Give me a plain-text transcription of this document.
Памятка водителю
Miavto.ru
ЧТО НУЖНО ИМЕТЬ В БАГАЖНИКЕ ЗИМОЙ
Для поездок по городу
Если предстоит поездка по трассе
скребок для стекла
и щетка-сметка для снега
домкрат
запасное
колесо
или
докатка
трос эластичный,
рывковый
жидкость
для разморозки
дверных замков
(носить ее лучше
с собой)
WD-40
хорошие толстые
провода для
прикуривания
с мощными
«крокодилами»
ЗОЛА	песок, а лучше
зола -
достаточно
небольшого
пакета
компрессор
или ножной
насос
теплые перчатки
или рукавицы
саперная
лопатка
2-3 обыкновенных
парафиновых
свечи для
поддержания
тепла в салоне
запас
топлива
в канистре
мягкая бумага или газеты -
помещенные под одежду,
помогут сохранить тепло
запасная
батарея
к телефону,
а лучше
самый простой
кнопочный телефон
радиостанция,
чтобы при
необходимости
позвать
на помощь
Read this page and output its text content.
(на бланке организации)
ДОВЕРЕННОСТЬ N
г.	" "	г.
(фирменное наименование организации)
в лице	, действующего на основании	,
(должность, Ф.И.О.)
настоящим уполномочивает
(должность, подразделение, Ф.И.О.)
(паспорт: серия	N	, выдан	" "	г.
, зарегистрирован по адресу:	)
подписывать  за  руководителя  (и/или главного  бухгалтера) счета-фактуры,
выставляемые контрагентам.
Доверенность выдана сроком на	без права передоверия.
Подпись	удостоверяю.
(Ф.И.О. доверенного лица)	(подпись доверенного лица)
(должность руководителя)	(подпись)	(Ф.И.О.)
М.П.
※
● **Work required**: Write out all the records above again, exactly as they stand.

● **Complete output**:
Give me a plain-text transcription of this document.
Памятка водителю
Miavto.ru
ЧТО НУЖНО ИМЕТЬ В БАГАЖНИКЕ ЗИМОЙ
Для поездок по городу
Если предстоит поездка по трассе
скребок для стекла
и щетка-сметка для снега
домкрат
запасное
колесо
или
докатка
трос эластичный,
рывковый
жидкость
для разморозки
дверных замков
(носить ее лучше
с собой)
WD-40
хорошие толстые
провода для
прикуривания
с мощными
«крокодилами»
ЗОЛА	песок, а лучше
зола -
достаточно
небольшого
пакета
компрессор
или ножной
насос
теплые перчатки
или рукавицы
саперная
лопатка
2-3 обыкновенных
парафиновых
свечи для
поддержания
тепла в салоне
запас
топлива
в канистре
мягкая бумага или газеты -
помещенные под одежду,
помогут сохранить тепло
запасная
батарея
к телефону,
а лучше
самый простой
кнопочный телефон
радиостанция,
чтобы при
необходимости
позвать
на помощь
Read this page and output its text content.
(на бланке организации)
ДОВЕРЕННОСТЬ N
г.	" "	г.
(фирменное наименование организации)
в лице	, действующего на основании	,
(должность, Ф.И.О.)
настоящим уполномочивает
(должность, подразделение, Ф.И.О.)
(паспорт: серия	N	, выдан	" "	г.
, зарегистрирован по адресу:	)
подписывать  за  руководителя  (и/или главного  бухгалтера) счета-фактуры,
выставляемые контрагентам.
Доверенность выдана сроком на	без права передоверия.
Подпись	удостоверяю.
(Ф.И.О. доверенного лица)	(подпись доверенного лица)
(должность руководителя)	(подпись)	(Ф.И.О.)
М.П.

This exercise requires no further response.